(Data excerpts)
>> START
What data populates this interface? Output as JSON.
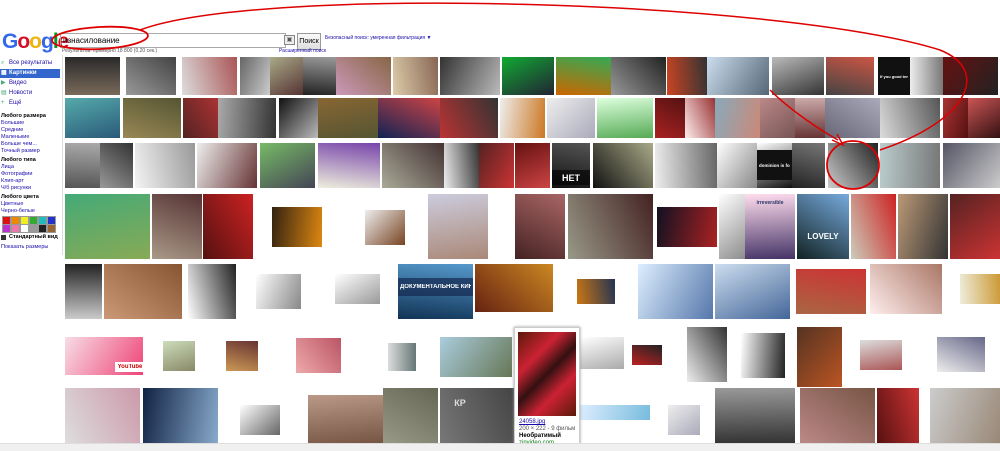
{
  "logo": "Google",
  "search": {
    "value": "изнасилование",
    "button": "Поиск"
  },
  "top_links": {
    "safe_search": "Безопасный поиск: умеренная фильтрация ▼",
    "advanced": "Расширенный поиск"
  },
  "stats": "Результатов: примерно 18 800 (0,20 сек.)",
  "sidebar": {
    "items": [
      {
        "label": "Все результаты",
        "icon": "search-icon"
      },
      {
        "label": "Картинки",
        "icon": "images-icon"
      },
      {
        "label": "Видео",
        "icon": "video-icon"
      },
      {
        "label": "Новости",
        "icon": "news-icon"
      },
      {
        "label": "Ещё",
        "icon": "more-icon"
      }
    ],
    "size_heading": "Любого размера",
    "size_options": [
      "Большие",
      "Средние",
      "Маленькие",
      "Больше чем...",
      "Точный размер"
    ],
    "type_heading": "Любого типа",
    "type_options": [
      "Лица",
      "Фотографии",
      "Клип-арт",
      "Ч/б рисунки"
    ],
    "color_heading": "Любого цвета",
    "color_options": [
      "Цветные",
      "Черно-белые"
    ],
    "swatches": [
      "#d11",
      "#e80",
      "#ee2",
      "#3a3",
      "#2bb",
      "#23c",
      "#b3c",
      "#e7a",
      "#fff",
      "#999",
      "#222",
      "#963"
    ],
    "standard_view": "Стандартный вид",
    "show_sizes": "Показать размеры"
  },
  "tile_texts": {
    "net": "НЕТ",
    "want_good": "If you good tender raped",
    "doc_kino": "ДОКУМЕНТАЛЬНОЕ КИНО",
    "lovely": "LOVELY",
    "inoperable": "irreversible",
    "youtube": "YouTube",
    "dominion": "dominion is for rape",
    "kr": "КР"
  },
  "hover": {
    "title": "24058.jpg",
    "dims": "200 × 222 - 9 фильм",
    "line2": "Необратимый",
    "domain": "zinvideo.com"
  }
}
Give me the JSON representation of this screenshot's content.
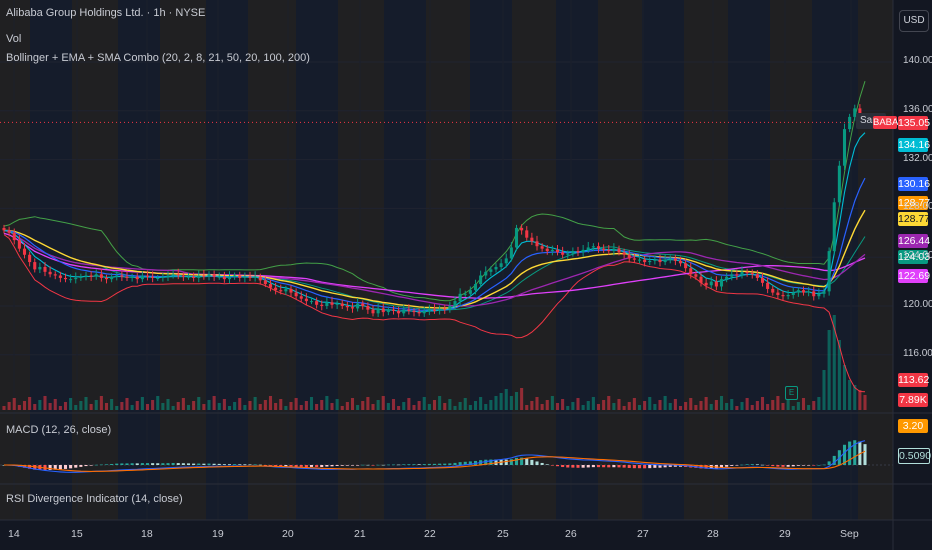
{
  "header": {
    "title": "Alibaba Group Holdings Ltd. · 1h · NYSE",
    "vol": "Vol",
    "indicator": "Bollinger + EMA + SMA Combo (20, 2, 8, 21, 50, 20, 100, 200)",
    "currency": "USD"
  },
  "macd": {
    "label": "MACD (12, 26, close)"
  },
  "rsi": {
    "label": "RSI Divergence Indicator (14, close)"
  },
  "markers": {
    "symbol": "BABA",
    "same": "Sam",
    "earnings": "E"
  },
  "price_axis": {
    "ticks": [
      "140.00",
      "136.00",
      "132.00",
      "128.00",
      "124.00",
      "120.00",
      "116.00"
    ]
  },
  "time_axis": {
    "ticks": [
      "14",
      "15",
      "18",
      "19",
      "20",
      "21",
      "22",
      "25",
      "26",
      "27",
      "28",
      "29",
      "Sep"
    ]
  },
  "badges": [
    {
      "value": "135.05",
      "color": "#f23645"
    },
    {
      "value": "134.16",
      "color": "#00bcd4"
    },
    {
      "value": "130.16",
      "color": "#2962ff"
    },
    {
      "value": "128.77",
      "color": "#ff9800"
    },
    {
      "value": "128.77",
      "color": "#fdd835",
      "dark": true
    },
    {
      "value": "126.44",
      "color": "#9c27b0"
    },
    {
      "value": "124.03",
      "color": "#089981"
    },
    {
      "value": "122.69",
      "color": "#e040fb"
    },
    {
      "value": "113.62",
      "color": "#f23645"
    },
    {
      "value": "7.89K",
      "color": "#f23645"
    },
    {
      "value": "3.20",
      "color": "#ff9800"
    },
    {
      "value": "0.5090",
      "color": "#131722",
      "border": "#b2dfdb",
      "text": "#b2dfdb"
    }
  ],
  "colors": {
    "bb_basis": "#089981",
    "bb_upper": "#43a047",
    "bb_lower": "#f23645",
    "ema8": "#00bcd4",
    "ema21": "#2962ff",
    "ema50": "#fdd835",
    "sma100": "#9c27b0",
    "sma200": "#e040fb",
    "up": "#089981",
    "down": "#f23645",
    "macd": "#2962ff",
    "signal": "#ff6d00"
  },
  "chart_data": {
    "type": "candlestick",
    "symbol": "BABA",
    "interval": "1h",
    "y_axis_ticks": [
      140,
      136,
      132,
      128,
      124,
      120,
      116
    ],
    "last_price": 135.05,
    "closes": [
      126.2,
      126,
      125.4,
      124.7,
      124.2,
      123.6,
      123,
      123.2,
      122.8,
      122.6,
      122.5,
      122.3,
      122.2,
      122.2,
      122.3,
      122.4,
      122.5,
      122.4,
      122.6,
      122.3,
      122.2,
      122.4,
      122.5,
      122.4,
      122.3,
      122.4,
      122.2,
      122.5,
      122.4,
      122.3,
      122.3,
      122.4,
      122.5,
      122.6,
      122.5,
      122.4,
      122.4,
      122.3,
      122.5,
      122.4,
      122.6,
      122.4,
      122.4,
      122.2,
      122.4,
      122.5,
      122.3,
      122.4,
      122.3,
      122.4,
      122.1,
      121.8,
      121.5,
      121.3,
      121.2,
      121.4,
      121.1,
      120.8,
      120.6,
      120.4,
      120.4,
      120.1,
      120,
      120.3,
      120.1,
      120.2,
      120,
      119.9,
      119.8,
      120.2,
      120,
      119.7,
      119.4,
      119.8,
      119.5,
      119.7,
      119.6,
      119.4,
      119.7,
      119.6,
      119.5,
      119.4,
      119.6,
      119.7,
      119.6,
      119.8,
      119.7,
      120,
      120.4,
      121,
      121,
      121.3,
      121.8,
      122.5,
      122.8,
      123,
      123.2,
      123.5,
      123.9,
      124.8,
      126.4,
      126.2,
      125.6,
      125.3,
      124.9,
      124.7,
      124.5,
      124.6,
      124.4,
      124.2,
      124.3,
      124.5,
      124.4,
      124.6,
      124.8,
      124.9,
      124.7,
      124.6,
      124.5,
      124.7,
      124.4,
      124.2,
      123.9,
      123.8,
      123.8,
      123.6,
      123.7,
      123.8,
      123.6,
      123.8,
      123.9,
      123.7,
      123.5,
      123.1,
      122.6,
      122.4,
      121.9,
      121.7,
      122,
      121.6,
      122.2,
      122.4,
      122.6,
      122.5,
      122.8,
      122.7,
      122.6,
      122.3,
      121.9,
      121.4,
      121.1,
      120.9,
      120.8,
      120.9,
      121.1,
      121.3,
      121.1,
      121.2,
      120.8,
      121,
      121.2,
      124.5,
      128.5,
      131.5,
      134.5,
      135.5,
      136.2,
      135.4,
      135.05
    ],
    "volume_bars": 169,
    "notes": "Hourly candlesticks with Bollinger Bands (20,2), EMA 8/21/50, SMA 100/200, volume, and MACD (12,26) histogram."
  }
}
>> END
## THE EXERCISE
Find the word "title" in the entries above and gather every line that holds it.

## OUTPUT BELOW
    "title": "24058.jpg",
    "title": "Alibaba Group Holdings Ltd. · 1h · NYSE",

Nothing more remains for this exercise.